• Brief 1:
Do statements (a), (b), and (c) agree with the Company services list below? For each, answer yes or no and quote the exact words from the list that decide it.
(a) Receipts deposited at the Funds or the Funds' custodian are generally sent by wire transfer.
(b) Processing distributions from the Funds includes recording ordinary dividends and capital gain distributions.
(c) The Fund's prospectus and proxy materials are distributed only to the Funds' agents.
• Brief 2: Can you carry on the Company services list below from its final line?

(Document section)

As part of its obligations under this Revenue Sharing Agreement, Company shall also provide administrative, sub-accounting, sub-transfer agency or shareholder services, including, but not limited to:

 
(i) Maintenance of Books and Records
Assisting as necessary to maintain book entry records on behalf of the Funds regarding issuance to, transfer within (via net purchase orders) and redemption by the Accounts of Fund shares.
 
Maintaining general ledgers regarding the Accounts' holdings of Fund shares, coordinate and reconcile information, and coordinate maintenance of ledgers by other contract owner service providers.

 
(ii) Communication with the Funds
Serving as the designee of the Funds for receipt of purchase and redemption orders from the Account and transmit such orders, and payment therefore, to the Funds. Coordinating with the Funds' agents respecting daily valuation of the Funds' shares and the Accounts' units.

 
Purchase Orders
 
 
--
Determining net amount available for investment in the Funds.
 
 
--
Depositing receipts at the Funds or the Funds' custodian (generally by wire transfer).
 
 
--
Determining net amount required for redemption from the Funds.
 
 
--
Notifying the custodian and Funds of cash required to meet payments.
 
Purchasing and redeeming shares of the Funds on behalf of the Accounts at the then current price in accordance with the terms of the Participation Agreement.
 
Distributing the Fund’s prospectus, proxy materials, communications and reports to Contract owners.

 
(iii) Processing Distributions from the Funds
Recording ordinary dividends and capital gain distributions.

 
(iv) Reports
Periodic information reporting to the Funds, including, but not limited to, furnishing registration statements, prospectuses, statements of additional information, reports, solicitations for voting instructions, and any other SEC filings with respect to the Accounts invested in the Funds, as not otherwise provided for.

(End Document section)
(Data provided)

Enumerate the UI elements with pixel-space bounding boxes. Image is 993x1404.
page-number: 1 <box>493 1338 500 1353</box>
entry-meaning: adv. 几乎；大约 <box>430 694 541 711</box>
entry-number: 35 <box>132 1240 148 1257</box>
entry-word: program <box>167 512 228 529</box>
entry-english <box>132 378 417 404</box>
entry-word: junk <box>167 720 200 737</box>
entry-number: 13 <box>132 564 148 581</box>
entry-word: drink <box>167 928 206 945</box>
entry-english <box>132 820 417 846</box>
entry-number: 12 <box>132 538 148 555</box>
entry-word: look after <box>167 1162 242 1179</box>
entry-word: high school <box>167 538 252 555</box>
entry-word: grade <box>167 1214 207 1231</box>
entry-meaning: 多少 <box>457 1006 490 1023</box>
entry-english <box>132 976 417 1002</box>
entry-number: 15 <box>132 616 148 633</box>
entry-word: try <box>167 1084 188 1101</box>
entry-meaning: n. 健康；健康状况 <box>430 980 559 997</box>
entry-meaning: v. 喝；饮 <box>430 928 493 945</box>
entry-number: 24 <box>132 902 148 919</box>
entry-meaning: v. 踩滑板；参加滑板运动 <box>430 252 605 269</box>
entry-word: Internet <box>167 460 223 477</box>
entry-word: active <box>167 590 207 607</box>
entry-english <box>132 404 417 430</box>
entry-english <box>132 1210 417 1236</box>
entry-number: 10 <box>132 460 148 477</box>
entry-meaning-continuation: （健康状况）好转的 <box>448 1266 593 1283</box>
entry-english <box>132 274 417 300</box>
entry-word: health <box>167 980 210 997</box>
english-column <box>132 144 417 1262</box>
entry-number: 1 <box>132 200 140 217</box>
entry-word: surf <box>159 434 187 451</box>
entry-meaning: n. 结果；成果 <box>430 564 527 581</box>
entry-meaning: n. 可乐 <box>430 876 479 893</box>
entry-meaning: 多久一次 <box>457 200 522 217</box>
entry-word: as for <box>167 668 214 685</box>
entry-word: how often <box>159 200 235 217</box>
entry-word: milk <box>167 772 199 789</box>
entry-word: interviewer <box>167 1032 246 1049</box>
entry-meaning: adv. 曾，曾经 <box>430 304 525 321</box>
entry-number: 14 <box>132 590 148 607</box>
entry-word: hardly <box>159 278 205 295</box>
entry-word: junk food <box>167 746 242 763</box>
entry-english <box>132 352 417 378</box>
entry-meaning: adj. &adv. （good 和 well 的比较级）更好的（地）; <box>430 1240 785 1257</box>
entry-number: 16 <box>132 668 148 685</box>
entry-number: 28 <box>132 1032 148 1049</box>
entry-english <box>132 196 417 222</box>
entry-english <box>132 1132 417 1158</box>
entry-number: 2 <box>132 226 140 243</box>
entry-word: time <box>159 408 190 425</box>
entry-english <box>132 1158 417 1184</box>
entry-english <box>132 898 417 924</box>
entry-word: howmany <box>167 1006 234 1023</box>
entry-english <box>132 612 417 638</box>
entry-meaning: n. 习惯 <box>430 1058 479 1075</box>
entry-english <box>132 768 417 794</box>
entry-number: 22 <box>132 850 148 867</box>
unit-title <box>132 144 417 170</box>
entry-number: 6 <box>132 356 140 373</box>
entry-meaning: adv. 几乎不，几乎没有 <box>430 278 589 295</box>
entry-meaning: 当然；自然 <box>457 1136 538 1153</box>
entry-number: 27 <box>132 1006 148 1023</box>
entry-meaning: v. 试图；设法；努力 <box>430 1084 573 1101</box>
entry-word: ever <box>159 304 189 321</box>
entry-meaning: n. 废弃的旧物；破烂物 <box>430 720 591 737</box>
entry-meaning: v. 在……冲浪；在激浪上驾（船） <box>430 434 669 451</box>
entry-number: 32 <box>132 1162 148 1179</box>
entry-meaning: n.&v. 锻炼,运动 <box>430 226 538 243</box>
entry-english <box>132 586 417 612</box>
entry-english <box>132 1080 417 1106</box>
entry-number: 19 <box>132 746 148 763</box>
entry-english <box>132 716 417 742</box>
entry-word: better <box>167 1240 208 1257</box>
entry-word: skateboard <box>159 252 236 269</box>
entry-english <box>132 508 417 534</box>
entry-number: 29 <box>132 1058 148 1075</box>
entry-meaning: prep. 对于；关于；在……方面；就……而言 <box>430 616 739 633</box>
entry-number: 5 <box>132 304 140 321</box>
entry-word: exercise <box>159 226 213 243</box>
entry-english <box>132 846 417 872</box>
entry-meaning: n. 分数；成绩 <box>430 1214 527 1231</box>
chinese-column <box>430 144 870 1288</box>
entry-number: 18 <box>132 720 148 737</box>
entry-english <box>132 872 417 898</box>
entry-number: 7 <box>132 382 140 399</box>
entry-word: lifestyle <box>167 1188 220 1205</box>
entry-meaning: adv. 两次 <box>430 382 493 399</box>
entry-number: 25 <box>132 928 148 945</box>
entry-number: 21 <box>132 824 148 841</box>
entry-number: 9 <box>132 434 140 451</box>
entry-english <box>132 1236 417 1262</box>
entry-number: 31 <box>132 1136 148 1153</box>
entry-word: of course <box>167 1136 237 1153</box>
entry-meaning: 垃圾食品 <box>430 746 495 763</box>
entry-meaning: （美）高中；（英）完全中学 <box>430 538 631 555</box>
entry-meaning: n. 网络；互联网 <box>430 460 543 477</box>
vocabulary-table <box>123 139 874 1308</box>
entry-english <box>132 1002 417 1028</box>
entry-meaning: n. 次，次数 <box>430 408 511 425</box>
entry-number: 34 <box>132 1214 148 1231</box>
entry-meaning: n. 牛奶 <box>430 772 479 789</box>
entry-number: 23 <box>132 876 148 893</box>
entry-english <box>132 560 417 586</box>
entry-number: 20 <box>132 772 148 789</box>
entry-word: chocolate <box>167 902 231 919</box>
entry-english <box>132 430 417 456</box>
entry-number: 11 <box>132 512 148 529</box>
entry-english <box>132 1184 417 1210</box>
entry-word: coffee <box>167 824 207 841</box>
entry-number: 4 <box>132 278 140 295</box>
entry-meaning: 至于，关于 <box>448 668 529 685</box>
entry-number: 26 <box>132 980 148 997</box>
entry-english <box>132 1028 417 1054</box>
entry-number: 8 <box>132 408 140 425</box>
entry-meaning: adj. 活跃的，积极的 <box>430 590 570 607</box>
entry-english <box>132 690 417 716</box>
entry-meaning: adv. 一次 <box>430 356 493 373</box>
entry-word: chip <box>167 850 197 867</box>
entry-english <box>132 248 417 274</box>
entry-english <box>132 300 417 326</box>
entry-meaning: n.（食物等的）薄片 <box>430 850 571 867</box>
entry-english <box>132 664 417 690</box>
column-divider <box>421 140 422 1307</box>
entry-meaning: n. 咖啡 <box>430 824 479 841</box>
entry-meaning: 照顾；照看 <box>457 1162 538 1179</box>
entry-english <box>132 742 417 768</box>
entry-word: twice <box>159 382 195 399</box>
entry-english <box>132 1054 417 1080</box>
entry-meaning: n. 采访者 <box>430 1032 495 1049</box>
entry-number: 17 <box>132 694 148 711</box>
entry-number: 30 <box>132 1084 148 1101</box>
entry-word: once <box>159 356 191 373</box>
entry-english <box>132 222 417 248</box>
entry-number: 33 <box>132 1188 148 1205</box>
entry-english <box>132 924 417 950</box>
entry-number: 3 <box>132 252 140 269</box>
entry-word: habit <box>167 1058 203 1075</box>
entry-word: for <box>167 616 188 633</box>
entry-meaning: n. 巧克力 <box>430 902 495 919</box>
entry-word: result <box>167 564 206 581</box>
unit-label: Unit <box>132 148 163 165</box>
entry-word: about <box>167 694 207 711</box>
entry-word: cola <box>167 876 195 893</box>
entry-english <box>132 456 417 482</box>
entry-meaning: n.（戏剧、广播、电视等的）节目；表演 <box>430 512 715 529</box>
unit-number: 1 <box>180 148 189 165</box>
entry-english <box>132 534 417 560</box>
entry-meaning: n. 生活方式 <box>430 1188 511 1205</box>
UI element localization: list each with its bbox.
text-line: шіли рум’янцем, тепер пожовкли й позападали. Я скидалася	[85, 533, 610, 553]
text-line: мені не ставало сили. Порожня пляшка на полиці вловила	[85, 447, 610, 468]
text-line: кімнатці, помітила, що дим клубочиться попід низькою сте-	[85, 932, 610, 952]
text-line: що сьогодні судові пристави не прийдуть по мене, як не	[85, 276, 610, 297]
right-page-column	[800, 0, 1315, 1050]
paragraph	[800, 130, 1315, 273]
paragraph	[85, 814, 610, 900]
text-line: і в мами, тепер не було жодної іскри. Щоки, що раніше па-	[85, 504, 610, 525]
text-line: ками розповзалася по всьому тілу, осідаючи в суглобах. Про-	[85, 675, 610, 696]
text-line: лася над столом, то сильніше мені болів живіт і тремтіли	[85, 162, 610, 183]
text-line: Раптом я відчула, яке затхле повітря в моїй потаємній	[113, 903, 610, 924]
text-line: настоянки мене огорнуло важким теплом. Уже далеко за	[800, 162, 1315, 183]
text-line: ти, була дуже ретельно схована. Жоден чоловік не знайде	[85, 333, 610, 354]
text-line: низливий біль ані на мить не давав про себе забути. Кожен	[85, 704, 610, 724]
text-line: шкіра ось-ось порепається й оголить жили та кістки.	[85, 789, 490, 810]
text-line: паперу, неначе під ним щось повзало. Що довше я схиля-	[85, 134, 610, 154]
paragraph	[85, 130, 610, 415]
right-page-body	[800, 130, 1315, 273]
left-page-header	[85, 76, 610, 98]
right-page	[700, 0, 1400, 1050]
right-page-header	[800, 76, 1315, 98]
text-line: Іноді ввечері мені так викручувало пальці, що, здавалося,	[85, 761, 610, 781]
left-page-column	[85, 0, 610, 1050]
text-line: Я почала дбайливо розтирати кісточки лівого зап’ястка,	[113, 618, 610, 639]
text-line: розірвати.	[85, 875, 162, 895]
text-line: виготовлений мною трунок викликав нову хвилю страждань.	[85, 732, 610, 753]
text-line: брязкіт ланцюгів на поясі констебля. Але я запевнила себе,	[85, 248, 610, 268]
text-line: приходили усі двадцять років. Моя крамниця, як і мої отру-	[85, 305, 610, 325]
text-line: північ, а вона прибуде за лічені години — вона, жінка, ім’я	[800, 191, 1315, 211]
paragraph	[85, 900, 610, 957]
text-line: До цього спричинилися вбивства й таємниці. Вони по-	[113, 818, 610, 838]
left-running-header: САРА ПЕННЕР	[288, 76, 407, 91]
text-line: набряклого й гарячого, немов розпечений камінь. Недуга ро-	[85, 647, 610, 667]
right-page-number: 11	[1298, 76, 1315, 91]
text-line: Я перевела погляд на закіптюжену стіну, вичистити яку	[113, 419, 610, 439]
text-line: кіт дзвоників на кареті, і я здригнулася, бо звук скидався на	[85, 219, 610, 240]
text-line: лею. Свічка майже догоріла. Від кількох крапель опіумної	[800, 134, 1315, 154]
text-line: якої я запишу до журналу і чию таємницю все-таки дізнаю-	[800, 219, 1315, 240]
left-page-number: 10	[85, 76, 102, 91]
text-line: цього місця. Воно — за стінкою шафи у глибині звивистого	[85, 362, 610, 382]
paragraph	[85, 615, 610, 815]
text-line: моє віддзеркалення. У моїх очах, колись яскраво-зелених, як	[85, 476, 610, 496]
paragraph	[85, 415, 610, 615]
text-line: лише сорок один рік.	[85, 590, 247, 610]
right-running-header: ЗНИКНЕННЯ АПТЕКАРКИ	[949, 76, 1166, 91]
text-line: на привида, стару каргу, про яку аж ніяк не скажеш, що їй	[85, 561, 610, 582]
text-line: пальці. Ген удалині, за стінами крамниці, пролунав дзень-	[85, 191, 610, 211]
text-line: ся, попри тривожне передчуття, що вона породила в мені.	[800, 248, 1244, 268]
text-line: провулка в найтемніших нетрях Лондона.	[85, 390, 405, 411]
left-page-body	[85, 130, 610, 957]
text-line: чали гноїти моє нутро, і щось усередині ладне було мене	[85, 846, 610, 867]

(End Data provided)

• Exercise output 1:
(a) Yes: "Depositing receipts at the Funds or the Funds' custodian (generally by wire transfer)."
(b) Yes: "Recording ordinary dividends and capital gain distributions."
(c) No: "Distributing the Fund’s prospectus, proxy materials, communications and reports to Contract owners."

• Exercise output 2:
 
Periodic information reporting about the Funds to Contract owners, including any necessary delivery of the Funds' prospectus and annual and semi-annual reports to contract owners, as not otherwise provided for. Provide sales data in a format mutually agreed upon.  This data will only be used to support the activities of Company products.

 
(v) Fund-related Contract Owner Services
Providing ministerial information with respect to Fund inquiries (but excluding fund allocation recommendations, performance projections or any other sales-related information or advice).
 
Overseeing and assisting the solicitation, counting and voting of contract owner voting interests in the Funds pursuant to Fund proxy statements.

 
(vi) Other Administrative Support
Providing other administrative and support for the Funds as mutually agreed upon by Company and the Funds or the OppenheimerFunds.
 
Relieving the Funds of other usual or incidental administrative services provided to individual contract owners.

SCHEDULE B

OppenheimerFunds shall pay Company, at the annual rate of twenty five  basis points (0.25%) computed on the average net assets of Service shares of  Panorama, as reflected on OppenheimerFunds books, that are held in separate accounts that are attributable to variable life or variable annuity products offered by Company (“Allianz Assets”) during the prior quarter.

Payments under this Schedule B will be made to Company quarterly during the term this Agreement is in effect no later than thirty (30) days following the end of the quarter.

Company shall notify OppenheimerFunds in writing within fifteen (15) calendar days following the receipt of a quarterly payment if Company is disputing the payment amount in good faith.  If Company does not provide such notice of dispute within the required time, the payment amount will be deemed correct and accepted by Company.